>> begin
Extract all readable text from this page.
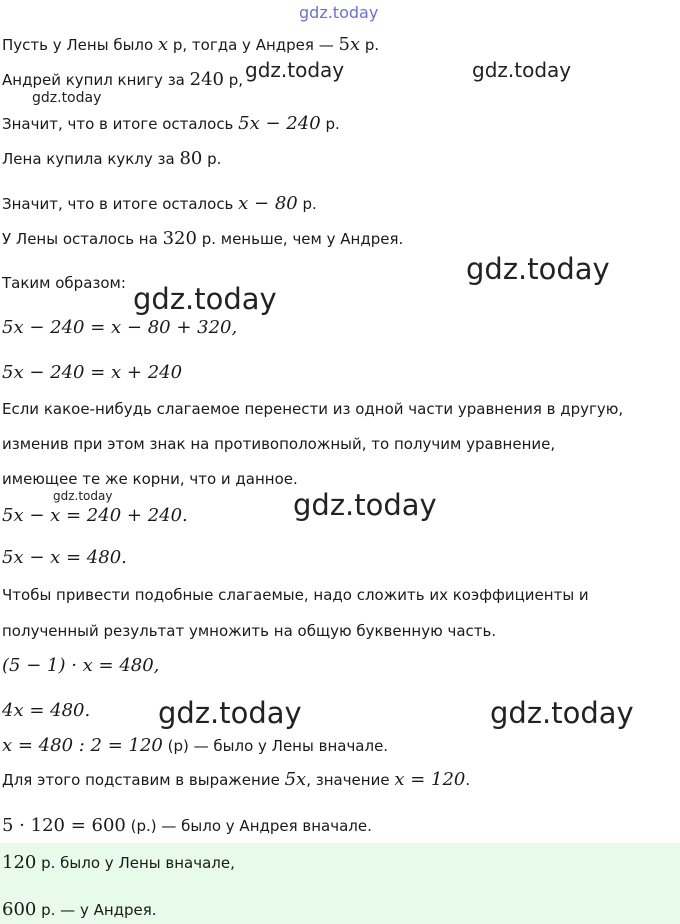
gdz.today
gdz.today	gdz.today
gdz.today
gdz.today
gdz.today
gdz.today	gdz.today
gdz.today	gdz.today
Пусть у Лены было x р, тогда у Андрея — 5x р.
Андрей купил книгу за 240 р,
Значит, что в итоге осталось 5x − 240 р.
Лена купила куклу за 80 р.
Значит, что в итоге осталось x − 80 р.
У Лены осталось на 320 р. меньше, чем у Андрея.
Таким образом:
5x − 240 = x − 80 + 320,
5x − 240 = x + 240
Если какое-нибудь слагаемое перенести из одной части уравнения в другую,
изменив при этом знак на противоположный, то получим уравнение,
имеющее те же корни, что и данное.
5x − x = 240 + 240.
5x − x = 480.
Чтобы привести подобные слагаемые, надо сложить их коэффициенты и
полученный результат умножить на общую буквенную часть.
(5 − 1) · x = 480,
4x = 480.
x = 480 : 2 = 120 (р) — было у Лены вначале.
Для этого подставим в выражение 5x, значение x = 120.
5 · 120 = 600 (р.) — было у Андрея вначале.
120 р. было у Лены вначале,
600 р. — у Андрея.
>> end
#### [Problem description]
Show every line in the records above that contains the word "Лены".

#### [The completed task]
Пусть у Лены было x р, тогда у Андрея — 5x р.
У Лены осталось на 320 р. меньше, чем у Андрея.
x = 480 : 2 = 120 (р) — было у Лены вначале.
120 р. было у Лены вначале,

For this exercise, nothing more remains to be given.